Material for this exercise
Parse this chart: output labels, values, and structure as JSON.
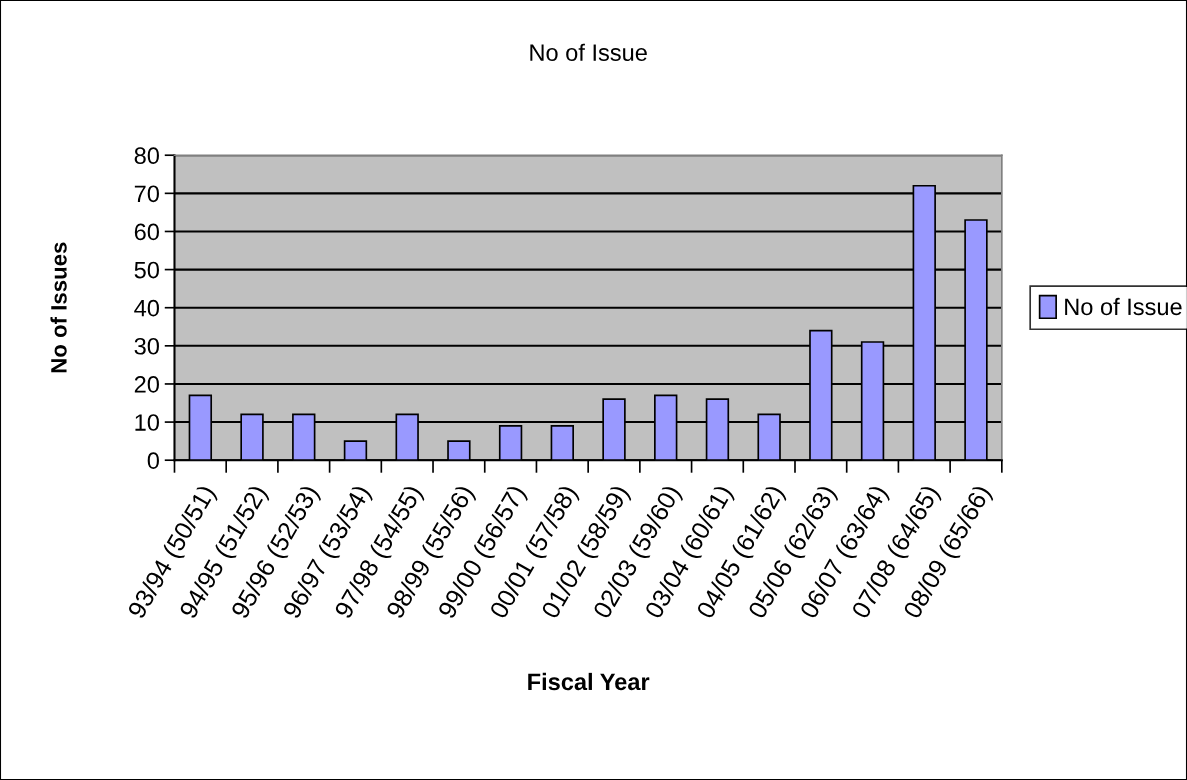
{
  "chart_data": {
    "type": "bar",
    "title": "No of Issue",
    "xlabel": "Fiscal Year",
    "ylabel": "No of Issues",
    "categories": [
      "93/94 (50/51)",
      "94/95 (51/52)",
      "95/96 (52/53)",
      "96/97 (53/54)",
      "97/98 (54/55)",
      "98/99 (55/56)",
      "99/00 (56/57)",
      "00/01 (57/58)",
      "01/02 (58/59)",
      "02/03 (59/60)",
      "03/04 (60/61)",
      "04/05 (61/62)",
      "05/06 (62/63)",
      "06/07 (63/64)",
      "07/08 (64/65)",
      "08/09 (65/66)"
    ],
    "series": [
      {
        "name": "No of Issue",
        "color": "#9999ff",
        "values": [
          17,
          12,
          12,
          5,
          12,
          5,
          9,
          9,
          16,
          17,
          16,
          12,
          34,
          31,
          72,
          63
        ]
      }
    ],
    "ylim": [
      0,
      80
    ],
    "yticks": [
      0,
      10,
      20,
      30,
      40,
      50,
      60,
      70,
      80
    ],
    "grid": "y",
    "legend": "right"
  }
}
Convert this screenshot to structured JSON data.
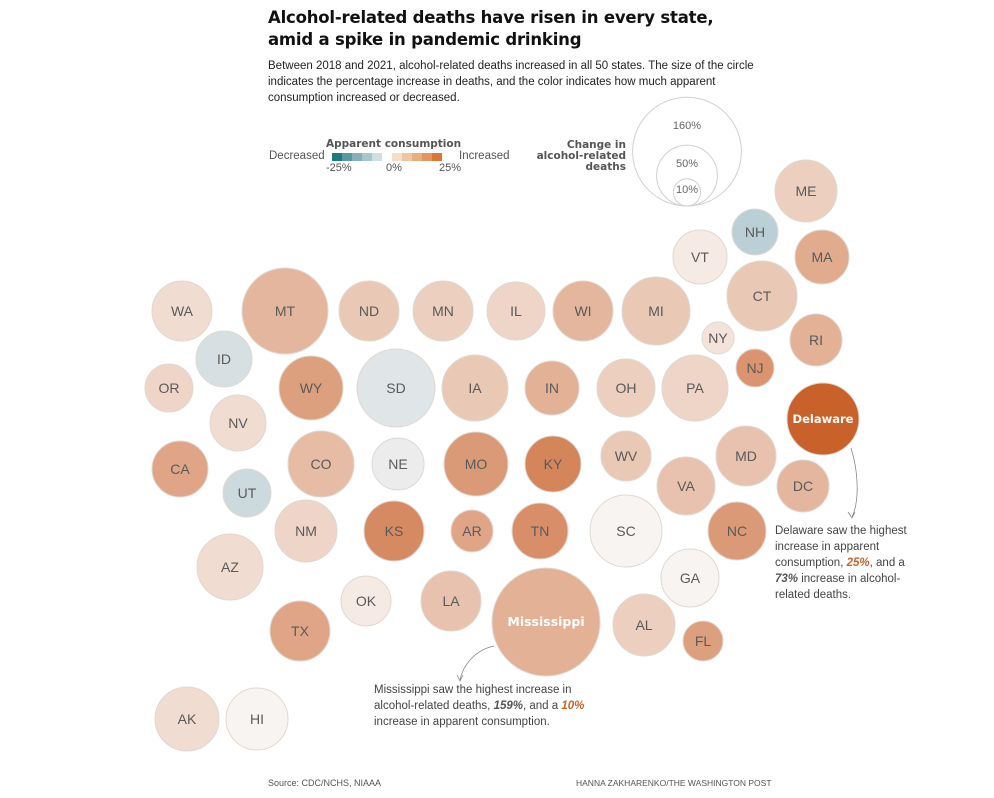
{
  "header": {
    "title_line1": "Alcohol-related deaths have risen in every state,",
    "title_line2": "amid a spike in pandemic drinking",
    "subtitle": "Between 2018 and 2021, alcohol-related deaths increased in all 50 states. The size of the circle indicates the percentage increase in deaths, and the color indicates how much apparent consumption increased or decreased."
  },
  "legend": {
    "color_title": "Apparent consumption",
    "decreased_label": "Decreased",
    "increased_label": "Increased",
    "ticks": [
      "-25%",
      "0%",
      "25%"
    ],
    "scale_colors": [
      "#1f7a80",
      "#5a98a0",
      "#86b0b8",
      "#a9c6cc",
      "#cfdfe2",
      "#ffffff",
      "#f6ddc8",
      "#efc6a2",
      "#e8ae7e",
      "#e0965c",
      "#d6783a"
    ],
    "size_title": "Change in alcohol-related deaths",
    "size_circles": [
      {
        "label": "160%",
        "value": 160
      },
      {
        "label": "50%",
        "value": 50
      },
      {
        "label": "10%",
        "value": 10
      }
    ]
  },
  "chart_data": {
    "type": "bubble-tile-map",
    "title": "Alcohol-related deaths have risen in every state, amid a spike in pandemic drinking",
    "size_encoding": "Percentage change in alcohol-related deaths, 2018-2021",
    "color_encoding": "Change in apparent alcohol consumption (-25% to 25%)",
    "states": [
      {
        "abbr": "ME",
        "death_change": 50,
        "consumption_change": 5
      },
      {
        "abbr": "NH",
        "death_change": 28,
        "consumption_change": -6
      },
      {
        "abbr": "VT",
        "death_change": 35,
        "consumption_change": 1
      },
      {
        "abbr": "MA",
        "death_change": 38,
        "consumption_change": 11
      },
      {
        "abbr": "CT",
        "death_change": 65,
        "consumption_change": 6
      },
      {
        "abbr": "RI",
        "death_change": 32,
        "consumption_change": 10
      },
      {
        "abbr": "NY",
        "death_change": 10,
        "consumption_change": 2
      },
      {
        "abbr": "NJ",
        "death_change": 14,
        "consumption_change": 15
      },
      {
        "abbr": "WA",
        "death_change": 45,
        "consumption_change": 3
      },
      {
        "abbr": "MT",
        "death_change": 100,
        "consumption_change": 9
      },
      {
        "abbr": "ND",
        "death_change": 70,
        "consumption_change": 6
      },
      {
        "abbr": "MN",
        "death_change": 65,
        "consumption_change": 5
      },
      {
        "abbr": "IL",
        "death_change": 50,
        "consumption_change": 4
      },
      {
        "abbr": "WI",
        "death_change": 58,
        "consumption_change": 9
      },
      {
        "abbr": "MI",
        "death_change": 78,
        "consumption_change": 6
      },
      {
        "abbr": "ID",
        "death_change": 48,
        "consumption_change": -3
      },
      {
        "abbr": "OR",
        "death_change": 30,
        "consumption_change": 4
      },
      {
        "abbr": "NV",
        "death_change": 43,
        "consumption_change": 3
      },
      {
        "abbr": "WY",
        "death_change": 60,
        "consumption_change": 13
      },
      {
        "abbr": "SD",
        "death_change": 100,
        "consumption_change": -2
      },
      {
        "abbr": "IA",
        "death_change": 65,
        "consumption_change": 6
      },
      {
        "abbr": "IN",
        "death_change": 45,
        "consumption_change": 10
      },
      {
        "abbr": "OH",
        "death_change": 50,
        "consumption_change": 5
      },
      {
        "abbr": "PA",
        "death_change": 70,
        "consumption_change": 4
      },
      {
        "abbr": "DE",
        "name": "Delaware",
        "death_change": 73,
        "consumption_change": 25
      },
      {
        "abbr": "CA",
        "death_change": 40,
        "consumption_change": 12
      },
      {
        "abbr": "UT",
        "death_change": 32,
        "consumption_change": -4
      },
      {
        "abbr": "CO",
        "death_change": 70,
        "consumption_change": 8
      },
      {
        "abbr": "NE",
        "death_change": 50,
        "consumption_change": -1
      },
      {
        "abbr": "MO",
        "death_change": 70,
        "consumption_change": 14
      },
      {
        "abbr": "KY",
        "death_change": 50,
        "consumption_change": 18
      },
      {
        "abbr": "WV",
        "death_change": 35,
        "consumption_change": 6
      },
      {
        "abbr": "VA",
        "death_change": 50,
        "consumption_change": 7
      },
      {
        "abbr": "MD",
        "death_change": 60,
        "consumption_change": 7
      },
      {
        "abbr": "DC",
        "death_change": 40,
        "consumption_change": 9
      },
      {
        "abbr": "NM",
        "death_change": 55,
        "consumption_change": 4
      },
      {
        "abbr": "KS",
        "death_change": 58,
        "consumption_change": 17
      },
      {
        "abbr": "AR",
        "death_change": 25,
        "consumption_change": 12
      },
      {
        "abbr": "TN",
        "death_change": 50,
        "consumption_change": 16
      },
      {
        "abbr": "SC",
        "death_change": 80,
        "consumption_change": 0
      },
      {
        "abbr": "NC",
        "death_change": 55,
        "consumption_change": 14
      },
      {
        "abbr": "AZ",
        "death_change": 65,
        "consumption_change": 3
      },
      {
        "abbr": "OK",
        "death_change": 35,
        "consumption_change": 1
      },
      {
        "abbr": "LA",
        "death_change": 50,
        "consumption_change": 7
      },
      {
        "abbr": "MS",
        "name": "Mississippi",
        "death_change": 159,
        "consumption_change": 10
      },
      {
        "abbr": "AL",
        "death_change": 55,
        "consumption_change": 5
      },
      {
        "abbr": "GA",
        "death_change": 50,
        "consumption_change": 0
      },
      {
        "abbr": "FL",
        "death_change": 25,
        "consumption_change": 13
      },
      {
        "abbr": "TX",
        "death_change": 58,
        "consumption_change": 12
      },
      {
        "abbr": "AK",
        "death_change": 58,
        "consumption_change": 3
      },
      {
        "abbr": "HI",
        "death_change": 55,
        "consumption_change": 0
      }
    ]
  },
  "annotations": {
    "delaware": {
      "text1": "Delaware saw the highest increase in apparent consumption, ",
      "value1": "25%",
      "text2": ", and a ",
      "value2": "73%",
      "text3": " increase in alcohol-related deaths."
    },
    "mississippi": {
      "text1": "Mississippi saw the highest increase in alcohol-related deaths, ",
      "value1": "159%",
      "text2": ", and a ",
      "value2": "10%",
      "text3": " increase in apparent consumption."
    }
  },
  "footer": {
    "source": "Source: CDC/NCHS, NIAAA",
    "credit": "HANNA ZAKHARENKO/THE WASHINGTON POST"
  }
}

Problem to work on
Every line of text is to be repeated exactly; pictures are left out.

Result below
Parse this chart: output labels, values, and structure as JSON.
{
  "chart_data": {
    "type": "bar",
    "title": "No of Issue",
    "xlabel": "Fiscal Year",
    "ylabel": "No of Issues",
    "categories": [
      "93/94 (50/51)",
      "94/95 (51/52)",
      "95/96 (52/53)",
      "96/97 (53/54)",
      "97/98 (54/55)",
      "98/99 (55/56)",
      "99/00 (56/57)",
      "00/01 (57/58)",
      "01/02 (58/59)",
      "02/03 (59/60)",
      "03/04 (60/61)",
      "04/05 (61/62)",
      "05/06 (62/63)",
      "06/07 (63/64)",
      "07/08 (64/65)",
      "08/09 (65/66)"
    ],
    "series": [
      {
        "name": "No of Issue",
        "color": "#9999ff",
        "values": [
          17,
          12,
          12,
          5,
          12,
          5,
          9,
          9,
          16,
          17,
          16,
          12,
          34,
          31,
          72,
          63
        ]
      }
    ],
    "ylim": [
      0,
      80
    ],
    "yticks": [
      0,
      10,
      20,
      30,
      40,
      50,
      60,
      70,
      80
    ],
    "grid": "y",
    "legend": "right"
  }
}
Convert this screenshot to structured JSON data.
{
  "header": {
    "title_line1": "Alcohol-related deaths have risen in every state,",
    "title_line2": "amid a spike in pandemic drinking",
    "subtitle": "Between 2018 and 2021, alcohol-related deaths increased in all 50 states. The size of the circle indicates the percentage increase in deaths, and the color indicates how much apparent consumption increased or decreased."
  },
  "legend": {
    "color_title": "Apparent consumption",
    "decreased_label": "Decreased",
    "increased_label": "Increased",
    "ticks": [
      "-25%",
      "0%",
      "25%"
    ],
    "scale_colors": [
      "#1f7a80",
      "#5a98a0",
      "#86b0b8",
      "#a9c6cc",
      "#cfdfe2",
      "#ffffff",
      "#f6ddc8",
      "#efc6a2",
      "#e8ae7e",
      "#e0965c",
      "#d6783a"
    ],
    "size_title": "Change in alcohol-related deaths",
    "size_circles": [
      {
        "label": "160%",
        "value": 160
      },
      {
        "label": "50%",
        "value": 50
      },
      {
        "label": "10%",
        "value": 10
      }
    ]
  },
  "chart_data": {
    "type": "bubble-tile-map",
    "title": "Alcohol-related deaths have risen in every state, amid a spike in pandemic drinking",
    "size_encoding": "Percentage change in alcohol-related deaths, 2018-2021",
    "color_encoding": "Change in apparent alcohol consumption (-25% to 25%)",
    "states": [
      {
        "abbr": "ME",
        "death_change": 50,
        "consumption_change": 5
      },
      {
        "abbr": "NH",
        "death_change": 28,
        "consumption_change": -6
      },
      {
        "abbr": "VT",
        "death_change": 35,
        "consumption_change": 1
      },
      {
        "abbr": "MA",
        "death_change": 38,
        "consumption_change": 11
      },
      {
        "abbr": "CT",
        "death_change": 65,
        "consumption_change": 6
      },
      {
        "abbr": "RI",
        "death_change": 32,
        "consumption_change": 10
      },
      {
        "abbr": "NY",
        "death_change": 10,
        "consumption_change": 2
      },
      {
        "abbr": "NJ",
        "death_change": 14,
        "consumption_change": 15
      },
      {
        "abbr": "WA",
        "death_change": 45,
        "consumption_change": 3
      },
      {
        "abbr": "MT",
        "death_change": 100,
        "consumption_change": 9
      },
      {
        "abbr": "ND",
        "death_change": 70,
        "consumption_change": 6
      },
      {
        "abbr": "MN",
        "death_change": 65,
        "consumption_change": 5
      },
      {
        "abbr": "IL",
        "death_change": 50,
        "consumption_change": 4
      },
      {
        "abbr": "WI",
        "death_change": 58,
        "consumption_change": 9
      },
      {
        "abbr": "MI",
        "death_change": 78,
        "consumption_change": 6
      },
      {
        "abbr": "ID",
        "death_change": 48,
        "consumption_change": -3
      },
      {
        "abbr": "OR",
        "death_change": 30,
        "consumption_change": 4
      },
      {
        "abbr": "NV",
        "death_change": 43,
        "consumption_change": 3
      },
      {
        "abbr": "WY",
        "death_change": 60,
        "consumption_change": 13
      },
      {
        "abbr": "SD",
        "death_change": 100,
        "consumption_change": -2
      },
      {
        "abbr": "IA",
        "death_change": 65,
        "consumption_change": 6
      },
      {
        "abbr": "IN",
        "death_change": 45,
        "consumption_change": 10
      },
      {
        "abbr": "OH",
        "death_change": 50,
        "consumption_change": 5
      },
      {
        "abbr": "PA",
        "death_change": 70,
        "consumption_change": 4
      },
      {
        "abbr": "DE",
        "name": "Delaware",
        "death_change": 73,
        "consumption_change": 25
      },
      {
        "abbr": "CA",
        "death_change": 40,
        "consumption_change": 12
      },
      {
        "abbr": "UT",
        "death_change": 32,
        "consumption_change": -4
      },
      {
        "abbr": "CO",
        "death_change": 70,
        "consumption_change": 8
      },
      {
        "abbr": "NE",
        "death_change": 50,
        "consumption_change": -1
      },
      {
        "abbr": "MO",
        "death_change": 70,
        "consumption_change": 14
      },
      {
        "abbr": "KY",
        "death_change": 50,
        "consumption_change": 18
      },
      {
        "abbr": "WV",
        "death_change": 35,
        "consumption_change": 6
      },
      {
        "abbr": "VA",
        "death_change": 50,
        "consumption_change": 7
      },
      {
        "abbr": "MD",
        "death_change": 60,
        "consumption_change": 7
      },
      {
        "abbr": "DC",
        "death_change": 40,
        "consumption_change": 9
      },
      {
        "abbr": "NM",
        "death_change": 55,
        "consumption_change": 4
      },
      {
        "abbr": "KS",
        "death_change": 58,
        "consumption_change": 17
      },
      {
        "abbr": "AR",
        "death_change": 25,
        "consumption_change": 12
      },
      {
        "abbr": "TN",
        "death_change": 50,
        "consumption_change": 16
      },
      {
        "abbr": "SC",
        "death_change": 80,
        "consumption_change": 0
      },
      {
        "abbr": "NC",
        "death_change": 55,
        "consumption_change": 14
      },
      {
        "abbr": "AZ",
        "death_change": 65,
        "consumption_change": 3
      },
      {
        "abbr": "OK",
        "death_change": 35,
        "consumption_change": 1
      },
      {
        "abbr": "LA",
        "death_change": 50,
        "consumption_change": 7
      },
      {
        "abbr": "MS",
        "name": "Mississippi",
        "death_change": 159,
        "consumption_change": 10
      },
      {
        "abbr": "AL",
        "death_change": 55,
        "consumption_change": 5
      },
      {
        "abbr": "GA",
        "death_change": 50,
        "consumption_change": 0
      },
      {
        "abbr": "FL",
        "death_change": 25,
        "consumption_change": 13
      },
      {
        "abbr": "TX",
        "death_change": 58,
        "consumption_change": 12
      },
      {
        "abbr": "AK",
        "death_change": 58,
        "consumption_change": 3
      },
      {
        "abbr": "HI",
        "death_change": 55,
        "consumption_change": 0
      }
    ]
  },
  "annotations": {
    "delaware": {
      "text1": "Delaware saw the highest increase in apparent consumption, ",
      "value1": "25%",
      "text2": ", and a ",
      "value2": "73%",
      "text3": " increase in alcohol-related deaths."
    },
    "mississippi": {
      "text1": "Mississippi saw the highest increase in alcohol-related deaths, ",
      "value1": "159%",
      "text2": ", and a ",
      "value2": "10%",
      "text3": " increase in apparent consumption."
    }
  },
  "footer": {
    "source": "Source: CDC/NCHS, NIAAA",
    "credit": "HANNA ZAKHARENKO/THE WASHINGTON POST"
  }
}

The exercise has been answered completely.